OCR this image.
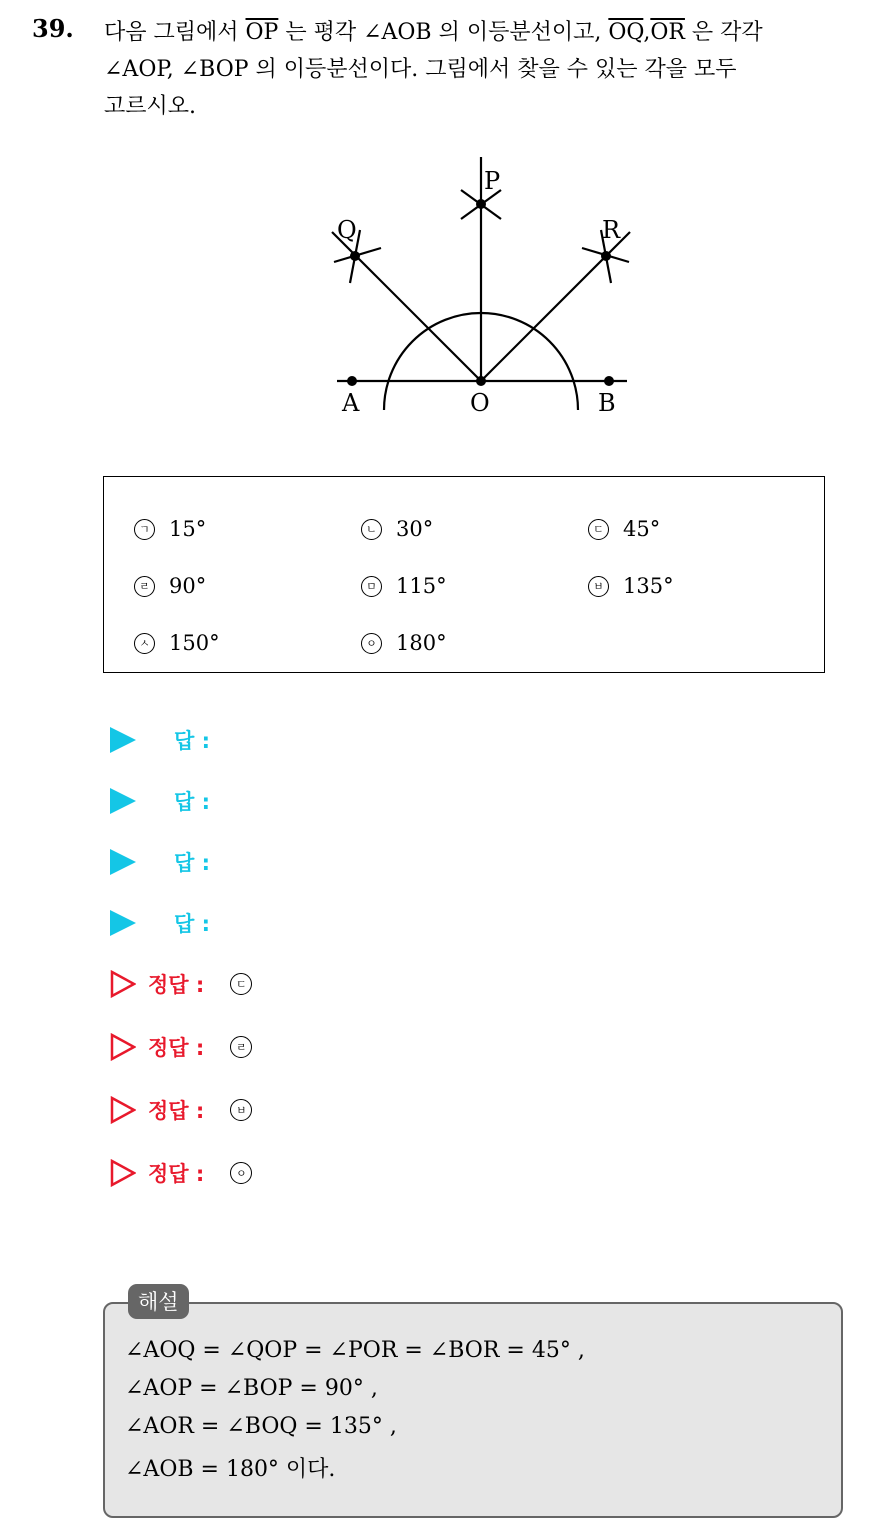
39. 다음 그림에서 $\overline{OP}$ 는 평각 ∠AOB 의 이등분선이고, $\overline{OQ},\overline{OR}$ 은 각각
∠AOP, ∠BOP 의 이등분선이다. 그림에서 찾을 수 있는 각을 모두
고르시오.
P
Q	R
A	O	B
ㄱ 15°	ㄴ 30°	ㄷ 45°
ㄹ 90°	ㅁ 115°	ㅂ 135°
ㅅ 150°	ㅇ 180°
답 :
답 :
답 :
답 :
정답 :	ㄷ
정답 :	ㄹ
정답 :	ㅂ
정답 :	ㅇ
해설
∠AOQ = ∠QOP = ∠POR = ∠BOR = 45° ,
∠AOP = ∠BOP = 90° ,
∠AOR = ∠BOQ = 135° ,
∠AOB = 180° 이다.
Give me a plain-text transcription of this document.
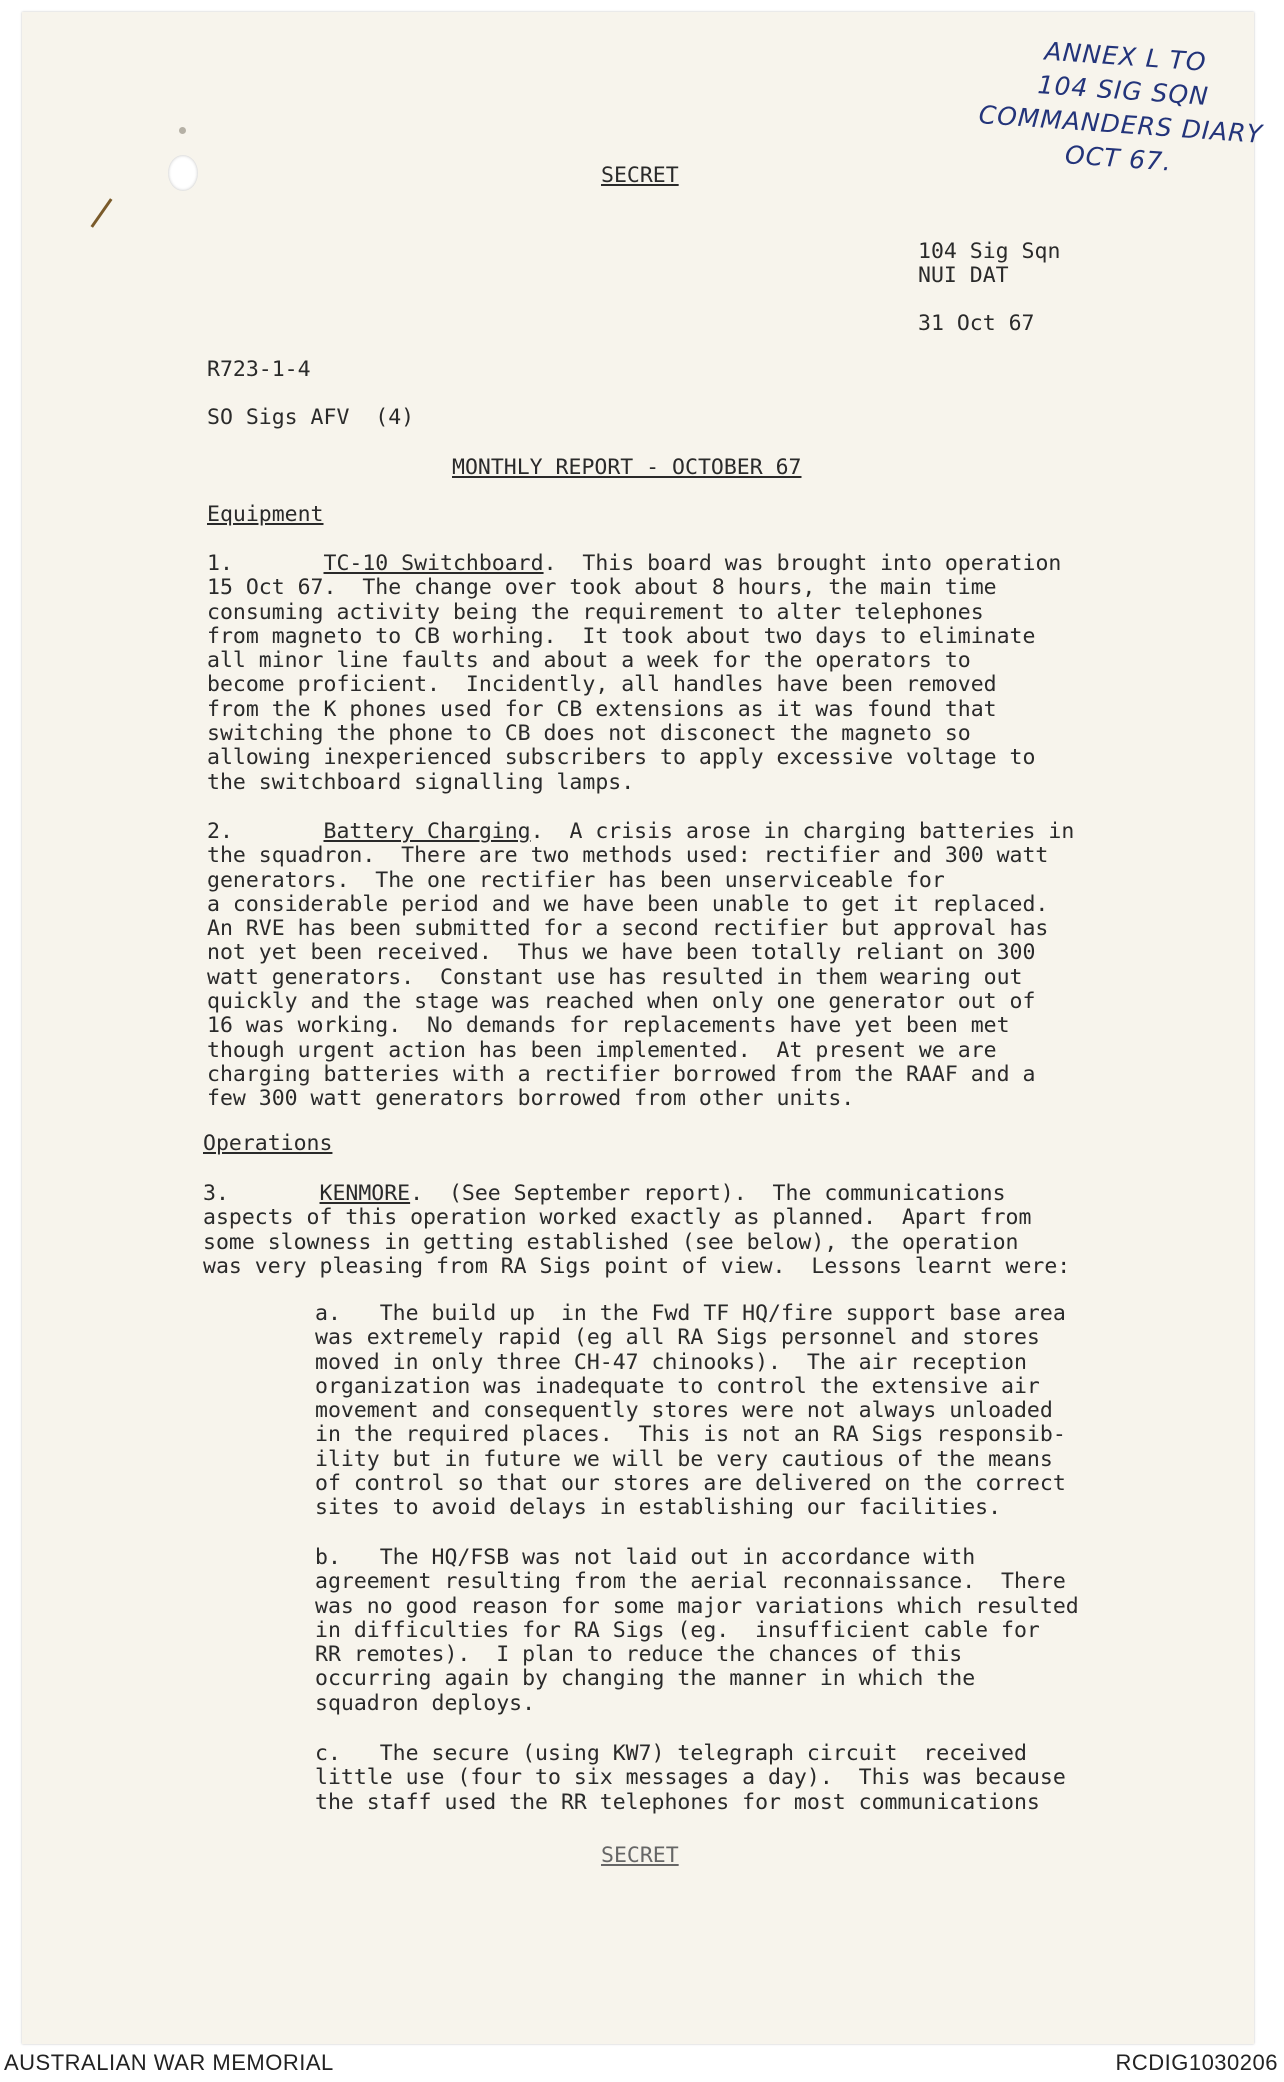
ANNEX L TO
104 SIG SQN
COMMANDERS DIARY
OCT 67.
SECRET
104 Sig Sqn
NUI DAT
31 Oct 67
R723-1-4
SO Sigs AFV  (4)
MONTHLY REPORT - OCTOBER 67
Equipment
1.	TC-10 Switchboard.  This board was brought into operation
15 Oct 67.  The change over took about 8 hours, the main time
consuming activity being the requirement to alter telephones
from magneto to CB worhing.  It took about two days to eliminate
all minor line faults and about a week for the operators to
become proficient.  Incidently, all handles have been removed
from the K phones used for CB extensions as it was found that
switching the phone to CB does not disconect the magneto so
allowing inexperienced subscribers to apply excessive voltage to
the switchboard signalling lamps.
2.	Battery Charging.  A crisis arose in charging batteries in
the squadron.  There are two methods used: rectifier and 300 watt
generators.  The one rectifier has been unserviceable for
a considerable period and we have been unable to get it replaced.
An RVE has been submitted for a second rectifier but approval has
not yet been received.  Thus we have been totally reliant on 300
watt generators.  Constant use has resulted in them wearing out
quickly and the stage was reached when only one generator out of
16 was working.  No demands for replacements have yet been met
though urgent action has been implemented.  At present we are
charging batteries with a rectifier borrowed from the RAAF and a
few 300 watt generators borrowed from other units.
Operations
3.	KENMORE.  (See September report).  The communications
aspects of this operation worked exactly as planned.  Apart from
some slowness in getting established (see below), the operation
was very pleasing from RA Sigs point of view.  Lessons learnt were:
a.   The build up  in the Fwd TF HQ/fire support base area
was extremely rapid (eg all RA Sigs personnel and stores
moved in only three CH-47 chinooks).  The air reception
organization was inadequate to control the extensive air
movement and consequently stores were not always unloaded
in the required places.  This is not an RA Sigs responsib-
ility but in future we will be very cautious of the means
of control so that our stores are delivered on the correct
sites to avoid delays in establishing our facilities.
b.   The HQ/FSB was not laid out in accordance with
agreement resulting from the aerial reconnaissance.  There
was no good reason for some major variations which resulted
in difficulties for RA Sigs (eg.  insufficient cable for
RR remotes).  I plan to reduce the chances of this
occurring again by changing the manner in which the
squadron deploys.
c.   The secure (using KW7) telegraph circuit  received
little use (four to six messages a day).  This was because
the staff used the RR telephones for most communications
SECRET
AUSTRALIAN WAR MEMORIAL	RCDIG1030206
☆ ☆ ☆
SHORT EXERCISE
Find each line holding "control". Copy it out.

REPLY
organization was inadequate to control the extensive air
of control so that our stores are delivered on the correct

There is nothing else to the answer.